** Exercise requirements **
Print the entries below in their entirety, exactly as they are written.

** Task data **
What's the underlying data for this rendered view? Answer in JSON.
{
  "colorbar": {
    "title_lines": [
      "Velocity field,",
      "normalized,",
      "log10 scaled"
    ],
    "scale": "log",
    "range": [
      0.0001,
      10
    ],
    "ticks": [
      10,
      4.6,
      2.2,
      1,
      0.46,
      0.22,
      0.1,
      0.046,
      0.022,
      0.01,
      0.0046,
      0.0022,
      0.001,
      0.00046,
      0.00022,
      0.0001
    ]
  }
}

** Reply to the exercise **
What's the underlying data for this rendered view? Answer in JSON.
{
  "colorbar": {
    "title_lines": [
      "Velocity field,",
      "normalized,",
      "log10 scaled"
    ],
    "scale": "log",
    "range": [
      0.0001,
      10
    ],
    "ticks": [
      10,
      4.6,
      2.2,
      1,
      0.46,
      0.22,
      0.1,
      0.046,
      0.022,
      0.01,
      0.0046,
      0.0022,
      0.001,
      0.00046,
      0.00022,
      0.0001
    ]
  }
}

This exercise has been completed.